## DOCUMENT EXTRACT
Core Monitoring Services

Monitoring Service

Query metrics for all OCI resources
Create and manage alarms
Set up notifications for critical events
Track resource utilization and performance

Logging Service

Centralized log collection and analysis
Service logs, custom logs, and audit logs
Log search and filtering
Log retention and archival

Events Service

Track resource lifecycle changes
Trigger actions based on events
Integration with Functions, Notifications, Streaming

Monitoring CLI Commands

Querying Metrics

# List metric namespaces (to see what's available)
oci monitoring metric list-metrics \
  --compartment-id <compartment-ocid>

# Query compute instance CPU utilization
oci monitoring metric-data summarize-metrics-data \
  --compartment-id <compartment-ocid> \
  --namespace "oci_computeagent" \
  --query-text 'CpuUtilization[1m]{resourceId = "<instance-ocid>"}.mean()' \
  --start-time "2024-01-26T00:00:00Z" \
  --end-time "2024-01-26T23:59:59Z"

# Query database CPU metrics
oci monitoring metric-data summarize-metrics-data \
  --compartment-id <compartment-ocid> \
  --namespace "oci_autonomous_database" \
  --query-text 'CpuUtilization[5m]{resourceId = "<adb-ocid>"}.mean()' \
  --start-time "2024-01-26T00:00:00Z" \
  --end-time "2024-01-26T23:59:59Z"

# Query memory utilization
oci monitoring metric-data summarize-metrics-data \
  --compartment-id <compartment-ocid> \
  --namespace "oci_computeagent" \
  --query-text 'MemoryUtilization[1m]{resourceId = "<instance-ocid>"}.mean()' \
  --start-time "2024-01-26T00:00:00Z" \
  --end-time "2024-01-26T23:59:59Z"

## WRITTEN INSTRUCTION
Reproduce everything in the OCI monitoring overview from "Events Service" down to "see what's available)", word for word.

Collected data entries
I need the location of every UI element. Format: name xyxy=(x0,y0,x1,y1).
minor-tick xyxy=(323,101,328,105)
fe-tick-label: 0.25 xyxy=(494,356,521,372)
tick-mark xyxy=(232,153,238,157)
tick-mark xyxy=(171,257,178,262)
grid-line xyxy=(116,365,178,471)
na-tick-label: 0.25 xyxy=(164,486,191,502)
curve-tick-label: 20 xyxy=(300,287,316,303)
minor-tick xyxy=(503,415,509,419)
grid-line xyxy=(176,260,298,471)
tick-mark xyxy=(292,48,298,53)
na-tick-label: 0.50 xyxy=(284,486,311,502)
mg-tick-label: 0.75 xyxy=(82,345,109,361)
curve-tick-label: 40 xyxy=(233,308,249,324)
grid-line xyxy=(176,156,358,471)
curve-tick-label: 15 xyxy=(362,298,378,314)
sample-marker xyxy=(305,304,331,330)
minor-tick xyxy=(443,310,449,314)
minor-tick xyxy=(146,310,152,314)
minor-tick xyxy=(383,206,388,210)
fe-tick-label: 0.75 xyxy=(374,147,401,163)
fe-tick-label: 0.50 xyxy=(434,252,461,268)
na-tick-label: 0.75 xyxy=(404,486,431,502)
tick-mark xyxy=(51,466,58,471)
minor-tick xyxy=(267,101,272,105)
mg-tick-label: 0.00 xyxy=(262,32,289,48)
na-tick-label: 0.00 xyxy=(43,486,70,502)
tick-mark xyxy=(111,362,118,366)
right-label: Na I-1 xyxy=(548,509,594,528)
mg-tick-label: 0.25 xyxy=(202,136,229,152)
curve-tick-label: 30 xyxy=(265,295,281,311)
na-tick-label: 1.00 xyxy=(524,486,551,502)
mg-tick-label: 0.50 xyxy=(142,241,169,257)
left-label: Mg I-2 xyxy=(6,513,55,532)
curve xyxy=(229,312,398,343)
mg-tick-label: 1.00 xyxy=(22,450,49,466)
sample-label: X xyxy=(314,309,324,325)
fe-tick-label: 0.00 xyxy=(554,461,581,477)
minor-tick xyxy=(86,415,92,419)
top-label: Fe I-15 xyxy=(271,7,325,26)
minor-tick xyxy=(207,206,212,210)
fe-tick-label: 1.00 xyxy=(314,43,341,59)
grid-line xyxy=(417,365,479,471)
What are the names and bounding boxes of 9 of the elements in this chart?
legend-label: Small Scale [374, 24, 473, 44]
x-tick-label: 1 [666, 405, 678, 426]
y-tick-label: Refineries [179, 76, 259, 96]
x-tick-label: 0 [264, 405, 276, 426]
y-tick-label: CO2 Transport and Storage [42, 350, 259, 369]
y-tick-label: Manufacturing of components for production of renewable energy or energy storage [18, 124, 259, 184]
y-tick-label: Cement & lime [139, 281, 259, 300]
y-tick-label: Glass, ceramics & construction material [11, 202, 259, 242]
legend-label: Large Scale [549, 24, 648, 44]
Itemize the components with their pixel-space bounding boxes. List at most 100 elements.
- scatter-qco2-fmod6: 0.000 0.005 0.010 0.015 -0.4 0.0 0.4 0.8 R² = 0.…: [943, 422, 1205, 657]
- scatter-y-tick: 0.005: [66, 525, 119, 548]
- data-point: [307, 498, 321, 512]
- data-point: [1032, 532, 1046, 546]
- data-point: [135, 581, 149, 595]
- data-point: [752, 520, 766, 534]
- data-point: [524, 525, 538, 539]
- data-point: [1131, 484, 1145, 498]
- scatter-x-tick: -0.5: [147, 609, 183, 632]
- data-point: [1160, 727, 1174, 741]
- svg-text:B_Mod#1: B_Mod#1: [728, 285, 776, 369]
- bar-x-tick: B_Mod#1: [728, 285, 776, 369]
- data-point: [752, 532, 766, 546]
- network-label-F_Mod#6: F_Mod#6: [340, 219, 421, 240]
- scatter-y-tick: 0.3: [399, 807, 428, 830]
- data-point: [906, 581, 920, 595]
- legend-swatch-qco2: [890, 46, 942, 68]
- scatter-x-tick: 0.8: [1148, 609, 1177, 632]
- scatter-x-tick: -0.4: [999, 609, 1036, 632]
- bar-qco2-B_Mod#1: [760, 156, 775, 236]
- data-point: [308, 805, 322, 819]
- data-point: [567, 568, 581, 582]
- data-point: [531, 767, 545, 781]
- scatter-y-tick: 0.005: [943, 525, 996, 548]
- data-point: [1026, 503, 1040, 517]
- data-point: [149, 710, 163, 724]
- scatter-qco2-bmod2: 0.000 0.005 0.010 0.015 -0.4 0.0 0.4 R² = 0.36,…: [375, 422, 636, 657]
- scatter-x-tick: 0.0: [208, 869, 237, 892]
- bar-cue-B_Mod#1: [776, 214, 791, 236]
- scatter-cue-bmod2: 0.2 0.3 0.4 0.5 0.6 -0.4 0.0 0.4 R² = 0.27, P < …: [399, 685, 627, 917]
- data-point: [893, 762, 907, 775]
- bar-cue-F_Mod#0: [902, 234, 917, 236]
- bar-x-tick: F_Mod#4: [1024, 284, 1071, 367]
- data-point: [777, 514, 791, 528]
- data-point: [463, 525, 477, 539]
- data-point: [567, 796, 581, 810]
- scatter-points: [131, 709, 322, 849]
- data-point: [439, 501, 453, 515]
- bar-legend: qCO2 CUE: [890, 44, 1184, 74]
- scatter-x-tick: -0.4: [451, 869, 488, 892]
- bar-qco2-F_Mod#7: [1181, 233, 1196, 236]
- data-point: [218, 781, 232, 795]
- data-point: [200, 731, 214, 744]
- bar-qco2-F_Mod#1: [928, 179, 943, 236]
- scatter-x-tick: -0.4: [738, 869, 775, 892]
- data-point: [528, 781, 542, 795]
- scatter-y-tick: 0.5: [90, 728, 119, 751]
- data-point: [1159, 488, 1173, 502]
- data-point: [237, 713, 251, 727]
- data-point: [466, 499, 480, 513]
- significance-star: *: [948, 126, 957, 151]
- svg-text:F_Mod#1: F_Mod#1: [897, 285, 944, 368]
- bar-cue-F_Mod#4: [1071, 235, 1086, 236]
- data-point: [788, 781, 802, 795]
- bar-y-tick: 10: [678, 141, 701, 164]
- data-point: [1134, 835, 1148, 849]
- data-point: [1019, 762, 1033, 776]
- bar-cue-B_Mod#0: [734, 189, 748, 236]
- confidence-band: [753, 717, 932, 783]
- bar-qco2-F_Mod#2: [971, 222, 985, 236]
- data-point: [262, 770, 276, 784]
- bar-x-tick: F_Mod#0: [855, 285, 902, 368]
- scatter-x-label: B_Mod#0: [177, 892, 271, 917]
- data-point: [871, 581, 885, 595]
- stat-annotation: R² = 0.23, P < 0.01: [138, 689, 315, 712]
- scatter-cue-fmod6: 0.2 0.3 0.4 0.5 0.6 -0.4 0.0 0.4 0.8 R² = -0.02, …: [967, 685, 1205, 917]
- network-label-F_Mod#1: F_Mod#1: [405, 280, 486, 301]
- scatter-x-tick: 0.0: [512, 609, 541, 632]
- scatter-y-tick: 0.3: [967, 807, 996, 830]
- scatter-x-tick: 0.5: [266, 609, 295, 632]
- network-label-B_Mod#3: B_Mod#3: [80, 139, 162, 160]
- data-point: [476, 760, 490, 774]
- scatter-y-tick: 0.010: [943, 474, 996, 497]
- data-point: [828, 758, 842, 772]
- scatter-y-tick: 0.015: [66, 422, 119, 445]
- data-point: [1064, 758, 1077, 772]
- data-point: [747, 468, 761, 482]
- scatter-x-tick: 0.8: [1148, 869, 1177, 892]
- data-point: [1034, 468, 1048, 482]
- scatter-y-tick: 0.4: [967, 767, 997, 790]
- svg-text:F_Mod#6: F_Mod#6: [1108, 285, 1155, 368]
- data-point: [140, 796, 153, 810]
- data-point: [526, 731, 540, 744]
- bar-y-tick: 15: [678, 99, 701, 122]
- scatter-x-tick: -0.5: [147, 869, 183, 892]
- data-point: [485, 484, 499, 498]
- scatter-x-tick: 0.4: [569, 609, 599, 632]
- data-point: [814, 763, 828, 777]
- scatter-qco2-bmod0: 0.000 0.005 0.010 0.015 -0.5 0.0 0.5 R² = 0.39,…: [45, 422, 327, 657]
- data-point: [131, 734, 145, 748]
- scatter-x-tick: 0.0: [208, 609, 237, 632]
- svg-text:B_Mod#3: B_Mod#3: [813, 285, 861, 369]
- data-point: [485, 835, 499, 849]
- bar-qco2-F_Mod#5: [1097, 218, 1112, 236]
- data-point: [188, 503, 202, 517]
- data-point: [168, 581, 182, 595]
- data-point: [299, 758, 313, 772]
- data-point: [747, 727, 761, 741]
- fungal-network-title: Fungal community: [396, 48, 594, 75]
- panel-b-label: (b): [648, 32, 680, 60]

## REPLY
Events Service

Track resource lifecycle changes
Trigger actions based on events
Integration with Functions, Notifications, Streaming

Monitoring CLI Commands

Querying Metrics

# List metric namespaces (to see what's available)